- [Texto]
┌──
El día que murió Camilo José Cela

Jueves, 17 de enero de 2002 (fragmentos de diario).

Ha muerto Cela, a las siete de la mañana: una neumonía.  Anoche, en un telediario, me enteré de que estaba enfermo, pero dijeron que ya no se temía por su vida. Cela lleva desde la adolescencia muriéndose. Como creo que decía Vicente Aleixandre, y repetía él, siempre tuvo “una mala salud de hierro”. Hay personas que parece que no se van a morir, por la sencilla razón de que no pueden morir, tan instalados están en nuestras vidas, tan vivos en ellas. Pero al final se mueren, y nosotros no nos lo creemos del todo.

En mi casa tampoco se creen que yo pueda sentir esta muerte como la de alguien de mi propia familia, alguien muy querido. No entender esto es no entenderme en nada, aunque es normal. No hay que darle mucha importancia; Cela no se la daría.

En 1989 le dieron el Premio Nobel. Yo tenía trece años. No lo había leído hasta entonces, y empecé a hacerlo, más que vorazmente, ferozmente. Compré un tomo con sus tres primeras novelas, y otro con sus primeros cuentos. Di una conferencia en clase, infantil, sobre el Pascual Duarte. Le escribí una carta de escritor-incógnita, escritor-niño, a escritor consagrado. No creo que la llegara a leer nunca, pero cuando pienso en esa carta y en el chico que la escribió no puedo evitar emocionarme. Le pedía, ingenuamente, que fuera mi maestro, como Baroja lo había sido de él.

Cela fue mi abuelo en la literatura. Uno de mis primeros maestros. Estoy en la edad de tener maestros, y ya veo que también lo estoy de perderlos. Cela es el primer maestro que se me ha ido. Cuando admiro a un escritor (es otro de mis defectos, quizá), también lo quiero. Como a un padre o un hermano, o como a un abuelo. Dicen que uno suele admirar más a sus abuelos que a sus padres. Puede que tengan razón.

"Él fue el primero que me hizo soñar con ser escritor, el primero en el que yo vi, en carne y hueso, el mito del escritor"

En estos años lo he sentido, personalmente, más cerca, porque tanto Umbral como Javier Gómez de Liaño, dos amigos suyos, me hablaban mucho de él. A todas las personas que lo han tratado —también a Javier de Juan, que le publicó algunos libros en Espasa Calpe— les he preguntado por él. Para mí Cela no sólo era un escritor a quien leer, al que admirar, del que aprender. Era una inmensa curiosidad. Le he seguido los pasos todos estos años, como se los he seguido a otros, pero él fue el primero. Él fue el primero que me hizo soñar con ser escritor, el primero en el que yo vi, en carne y hueso, el mito del escritor. Un mito capaz de hacer las barbaridades más grandes, claro, y las genialidades más sorprendentes.
└──
- [Entradas de una fuente de datos]
┌──
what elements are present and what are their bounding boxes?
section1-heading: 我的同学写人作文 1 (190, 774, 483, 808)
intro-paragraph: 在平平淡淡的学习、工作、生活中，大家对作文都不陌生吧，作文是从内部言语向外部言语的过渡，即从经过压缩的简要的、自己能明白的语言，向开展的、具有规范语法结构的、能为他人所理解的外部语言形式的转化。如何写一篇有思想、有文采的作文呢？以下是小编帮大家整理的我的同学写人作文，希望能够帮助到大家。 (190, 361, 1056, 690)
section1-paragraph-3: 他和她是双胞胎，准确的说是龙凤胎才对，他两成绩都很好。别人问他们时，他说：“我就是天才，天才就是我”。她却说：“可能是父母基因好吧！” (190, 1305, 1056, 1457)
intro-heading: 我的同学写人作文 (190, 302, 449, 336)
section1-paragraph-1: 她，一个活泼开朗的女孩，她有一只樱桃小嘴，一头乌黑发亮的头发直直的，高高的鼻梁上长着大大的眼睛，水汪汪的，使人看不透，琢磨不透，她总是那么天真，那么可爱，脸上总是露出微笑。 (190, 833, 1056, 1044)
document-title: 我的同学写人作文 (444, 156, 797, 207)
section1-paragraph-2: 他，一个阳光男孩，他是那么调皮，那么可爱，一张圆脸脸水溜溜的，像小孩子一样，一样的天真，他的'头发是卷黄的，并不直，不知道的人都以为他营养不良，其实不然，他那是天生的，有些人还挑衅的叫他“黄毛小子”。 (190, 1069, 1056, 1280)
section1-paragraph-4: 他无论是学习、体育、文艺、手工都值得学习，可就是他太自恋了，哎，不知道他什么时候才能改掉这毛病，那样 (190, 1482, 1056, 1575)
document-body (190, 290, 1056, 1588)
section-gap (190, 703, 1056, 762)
└──
Indica si cada afirmación concuerda con el diario sobre la muerte de Cela y respalda cada respuesta con las palabras decisivas del texto, citadas literalmente: (a) Cela murió a las siete de la mañana a causa de una neumonía. (b) Cuando Cela recibió el Premio Nobel, quien escribe el diario ya había leído su obra. (c) Umbral y Javier Gómez de Liaño eran amigos de Cela.

- [Respuesta]
(a) Sí: «Ha muerto Cela, a las siete de la mañana: una neumonía».
(b) No: «No lo había leído hasta entonces».
(c) Sí: «tanto Umbral como Javier Gómez de Liaño, dos amigos suyos».